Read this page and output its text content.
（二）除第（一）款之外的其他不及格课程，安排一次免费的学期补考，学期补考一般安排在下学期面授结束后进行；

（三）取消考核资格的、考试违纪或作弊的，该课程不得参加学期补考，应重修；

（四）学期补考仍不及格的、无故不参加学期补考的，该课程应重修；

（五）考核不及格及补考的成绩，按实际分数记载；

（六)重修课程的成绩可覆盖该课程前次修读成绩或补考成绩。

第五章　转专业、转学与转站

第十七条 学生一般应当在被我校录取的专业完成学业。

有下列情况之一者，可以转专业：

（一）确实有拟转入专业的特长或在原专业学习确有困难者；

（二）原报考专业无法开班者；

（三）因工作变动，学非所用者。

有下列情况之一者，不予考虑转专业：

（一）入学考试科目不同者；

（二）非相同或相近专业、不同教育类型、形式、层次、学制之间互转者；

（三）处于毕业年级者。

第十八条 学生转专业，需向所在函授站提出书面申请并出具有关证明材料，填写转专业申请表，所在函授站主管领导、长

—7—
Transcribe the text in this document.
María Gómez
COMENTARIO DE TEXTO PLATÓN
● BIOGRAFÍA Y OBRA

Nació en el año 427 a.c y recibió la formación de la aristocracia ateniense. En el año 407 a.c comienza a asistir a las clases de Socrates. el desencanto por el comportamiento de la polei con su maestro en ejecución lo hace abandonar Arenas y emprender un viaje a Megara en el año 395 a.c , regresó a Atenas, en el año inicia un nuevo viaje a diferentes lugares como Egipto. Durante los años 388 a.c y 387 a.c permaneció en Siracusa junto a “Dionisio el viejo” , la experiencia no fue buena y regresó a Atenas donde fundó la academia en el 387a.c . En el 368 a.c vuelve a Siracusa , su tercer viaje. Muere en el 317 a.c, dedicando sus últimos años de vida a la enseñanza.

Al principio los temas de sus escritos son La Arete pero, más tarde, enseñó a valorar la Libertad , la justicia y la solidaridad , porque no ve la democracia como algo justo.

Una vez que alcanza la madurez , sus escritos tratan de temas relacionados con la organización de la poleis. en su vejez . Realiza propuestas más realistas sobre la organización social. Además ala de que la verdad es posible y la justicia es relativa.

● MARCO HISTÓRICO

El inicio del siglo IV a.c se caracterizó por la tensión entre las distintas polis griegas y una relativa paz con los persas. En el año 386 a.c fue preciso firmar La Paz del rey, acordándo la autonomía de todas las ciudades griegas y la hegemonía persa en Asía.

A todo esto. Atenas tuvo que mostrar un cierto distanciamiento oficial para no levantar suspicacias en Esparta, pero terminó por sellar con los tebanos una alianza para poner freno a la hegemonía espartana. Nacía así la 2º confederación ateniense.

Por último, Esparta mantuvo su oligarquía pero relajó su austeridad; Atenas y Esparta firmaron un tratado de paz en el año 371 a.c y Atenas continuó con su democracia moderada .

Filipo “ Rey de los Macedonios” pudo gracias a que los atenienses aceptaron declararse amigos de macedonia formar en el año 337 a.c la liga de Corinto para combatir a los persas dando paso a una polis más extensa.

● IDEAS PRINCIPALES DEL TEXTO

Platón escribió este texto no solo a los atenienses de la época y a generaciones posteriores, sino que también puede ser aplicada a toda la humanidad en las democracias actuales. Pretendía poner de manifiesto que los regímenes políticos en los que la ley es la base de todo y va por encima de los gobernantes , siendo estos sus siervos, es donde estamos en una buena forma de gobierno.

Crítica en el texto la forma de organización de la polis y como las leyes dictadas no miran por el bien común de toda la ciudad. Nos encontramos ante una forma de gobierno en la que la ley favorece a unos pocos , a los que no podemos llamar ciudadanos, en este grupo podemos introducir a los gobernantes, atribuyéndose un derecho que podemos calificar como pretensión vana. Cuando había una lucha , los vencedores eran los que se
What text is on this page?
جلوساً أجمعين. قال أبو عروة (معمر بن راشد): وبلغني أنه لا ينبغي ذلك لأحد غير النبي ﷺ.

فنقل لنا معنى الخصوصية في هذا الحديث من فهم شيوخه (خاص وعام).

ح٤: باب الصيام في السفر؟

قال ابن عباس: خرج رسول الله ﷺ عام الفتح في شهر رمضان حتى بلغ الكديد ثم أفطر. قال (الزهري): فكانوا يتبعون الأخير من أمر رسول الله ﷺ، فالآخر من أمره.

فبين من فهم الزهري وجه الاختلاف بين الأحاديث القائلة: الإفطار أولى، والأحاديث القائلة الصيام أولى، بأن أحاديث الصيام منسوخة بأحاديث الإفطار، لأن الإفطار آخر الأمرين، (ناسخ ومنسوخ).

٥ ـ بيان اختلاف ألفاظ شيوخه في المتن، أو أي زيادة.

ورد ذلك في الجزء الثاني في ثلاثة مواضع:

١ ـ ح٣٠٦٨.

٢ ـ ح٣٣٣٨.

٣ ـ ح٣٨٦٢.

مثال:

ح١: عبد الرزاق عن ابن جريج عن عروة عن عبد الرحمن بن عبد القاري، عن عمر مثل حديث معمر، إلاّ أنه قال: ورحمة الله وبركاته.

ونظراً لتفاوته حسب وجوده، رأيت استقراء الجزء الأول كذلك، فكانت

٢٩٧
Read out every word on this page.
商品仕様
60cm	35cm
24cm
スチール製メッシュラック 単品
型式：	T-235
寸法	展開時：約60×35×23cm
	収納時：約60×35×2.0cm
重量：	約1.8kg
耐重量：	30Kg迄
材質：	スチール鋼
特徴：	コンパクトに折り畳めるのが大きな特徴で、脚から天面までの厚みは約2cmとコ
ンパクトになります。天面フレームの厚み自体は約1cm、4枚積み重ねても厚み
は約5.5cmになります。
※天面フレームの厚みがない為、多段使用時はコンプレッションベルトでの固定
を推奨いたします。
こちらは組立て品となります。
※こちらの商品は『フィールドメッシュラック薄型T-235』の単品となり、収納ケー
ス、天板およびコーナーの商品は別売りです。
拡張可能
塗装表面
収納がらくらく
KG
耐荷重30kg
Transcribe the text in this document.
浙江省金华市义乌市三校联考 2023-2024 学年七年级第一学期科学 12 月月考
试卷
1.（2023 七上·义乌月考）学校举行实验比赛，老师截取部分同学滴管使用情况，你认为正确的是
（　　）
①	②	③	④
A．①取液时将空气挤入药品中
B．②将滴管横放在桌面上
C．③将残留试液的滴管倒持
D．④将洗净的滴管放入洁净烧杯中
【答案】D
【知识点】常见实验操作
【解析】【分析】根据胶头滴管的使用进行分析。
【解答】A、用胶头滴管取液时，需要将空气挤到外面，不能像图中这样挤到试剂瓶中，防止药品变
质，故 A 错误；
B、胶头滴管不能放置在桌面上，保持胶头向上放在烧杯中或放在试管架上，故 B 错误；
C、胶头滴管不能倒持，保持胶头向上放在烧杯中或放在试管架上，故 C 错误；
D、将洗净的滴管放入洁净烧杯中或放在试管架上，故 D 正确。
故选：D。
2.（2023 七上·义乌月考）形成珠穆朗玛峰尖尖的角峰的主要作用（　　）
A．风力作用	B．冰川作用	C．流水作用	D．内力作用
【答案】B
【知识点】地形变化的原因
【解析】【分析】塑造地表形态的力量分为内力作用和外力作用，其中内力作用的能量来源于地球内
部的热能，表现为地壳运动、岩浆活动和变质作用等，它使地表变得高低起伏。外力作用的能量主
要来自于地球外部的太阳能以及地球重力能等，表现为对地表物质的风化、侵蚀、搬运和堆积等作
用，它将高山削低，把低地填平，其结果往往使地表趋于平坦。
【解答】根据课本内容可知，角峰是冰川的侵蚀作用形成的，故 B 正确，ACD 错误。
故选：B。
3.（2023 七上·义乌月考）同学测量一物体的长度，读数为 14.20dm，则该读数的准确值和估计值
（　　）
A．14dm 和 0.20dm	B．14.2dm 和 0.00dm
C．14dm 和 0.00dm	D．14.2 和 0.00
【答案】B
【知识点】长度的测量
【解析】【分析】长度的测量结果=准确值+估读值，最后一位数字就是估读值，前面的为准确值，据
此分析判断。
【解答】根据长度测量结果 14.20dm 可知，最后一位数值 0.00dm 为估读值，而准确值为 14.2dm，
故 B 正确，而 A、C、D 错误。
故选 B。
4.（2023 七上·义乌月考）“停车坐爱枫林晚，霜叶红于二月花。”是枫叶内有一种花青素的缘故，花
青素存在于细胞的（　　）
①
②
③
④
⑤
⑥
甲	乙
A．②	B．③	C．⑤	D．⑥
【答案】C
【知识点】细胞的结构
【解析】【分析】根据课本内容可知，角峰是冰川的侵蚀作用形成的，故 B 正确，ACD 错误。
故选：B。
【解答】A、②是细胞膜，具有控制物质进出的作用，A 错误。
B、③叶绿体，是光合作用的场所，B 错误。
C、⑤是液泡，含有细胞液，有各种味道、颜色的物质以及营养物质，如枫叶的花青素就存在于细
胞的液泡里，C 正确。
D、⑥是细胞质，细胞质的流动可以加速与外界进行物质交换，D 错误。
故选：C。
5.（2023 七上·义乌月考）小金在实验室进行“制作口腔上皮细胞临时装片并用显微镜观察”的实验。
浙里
########
## Set task
Looking at the records above, work out how many lines include the word "角峰是冰川的侵蚀作用形成的", then give that number by itself.

## Result of the task
2